Sports Graphic Number MoreBACK NUMBER
「軽く投げられているのか…」ダルビッシュ有の“立ち投げ”が巨人を翻弄した日【日本シリーズの衝撃】
text by
鷲田康Yasushi Washida
photograph byNaoya Sanuki
posted2020/11/21 06:01
2009年の日本シリーズ。巨人が先勝して迎えた第2戦のマウンドに、ダルビッシュ有は立った。ところが普段とまるで違う姿に味方までが驚き、巨人打線は困惑することになる
「彼は剛球のイメージがありますが、曲がり球を凄く上手に操れるピッチャー。カーブにしろ、スライダーにしろ、それを軸にいけるピッチャーなので。それで組み立てにはなるな、と。真っ直ぐは140kmぐらいしか出ないので、その分をスローカーブで緩急つけていけば、変化球を主体にして何とかなるという感じはありましたね」
淡々と。迫力はない。でもまるで将棋の駒を盤面に置いていくように、ホームプレートを中心に静かにボールを配していく。
2回にはアレックス・ラミレスに右翼線に二塁打を打たれたが、落ち着いて亀井善行と谷佳知を連続三振に抑えて切り抜けた。3回には稲葉篤紀の本塁打などで味方が4点を先制。直後の4回に2死から亀井に2ランを浴びたが、後続を断って凌いだ。
「1回が終わったあたりでしたかね、(坂本)勇人と『全然違うね』と話していました。ただ、ボールに速さはないけど、スローカーブからの真っ直ぐの速さというのは感じる部分もあるし、その辺が野球センス。そこに翻弄されて、何だかあれよ、あれよという感じで回が進んでいってしまった」
第2打席も遊ゴロに倒れた松本が語るように、文字通りに巨人打線はダルビッシュの軟投にかわされていった。
宝刀のスライダーで小笠原を仕留めて……
そして巨人の唯一のチャンスと言えたのは5回。2死から3連打で満塁と追い詰め、打席に小笠原を迎えた場面だった。
しかしここでダルビッシュが、この試合でただ1回だけ、ギアを入れた。
148kmの速球を2つ続けて、カウント1ボール1ストライクから104kmのカーブで追い込む。そして最後は内角低めに宝刀のスライダーを投げ込み空振り三振に仕留めた。マウンドで右手の拳をグイッと引いて吠えた、吠えた。そしてベンチに戻り際にもう一度、腹の底から咆哮をあげた。
6回を7安打2失点。この投球内容に「本来の調子には程遠かった」とメディア用にコメントは回したが、試合後のお立ち台のダルビッシュには笑顔が溢れていた。
「一世一代の投球ができました」
こう見得を切ってスタンドを見上げた。

掲載データ一覧:
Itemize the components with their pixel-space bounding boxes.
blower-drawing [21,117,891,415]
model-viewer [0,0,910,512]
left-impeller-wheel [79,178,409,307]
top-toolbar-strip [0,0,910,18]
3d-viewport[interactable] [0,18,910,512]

取り組む課題:
上の抜粋本文において、5回2死満塁の場面でダルビッシュが小笠原に投じた球を、記述の順にすべて挙げてください。球種のほか、球速が記されている球はその数値も添えてください。

解答欄:
1. 148kmの速球
2. 148kmの速球
3. 104kmのカーブ
4. 内角低めのスライダー(球速の記載なし)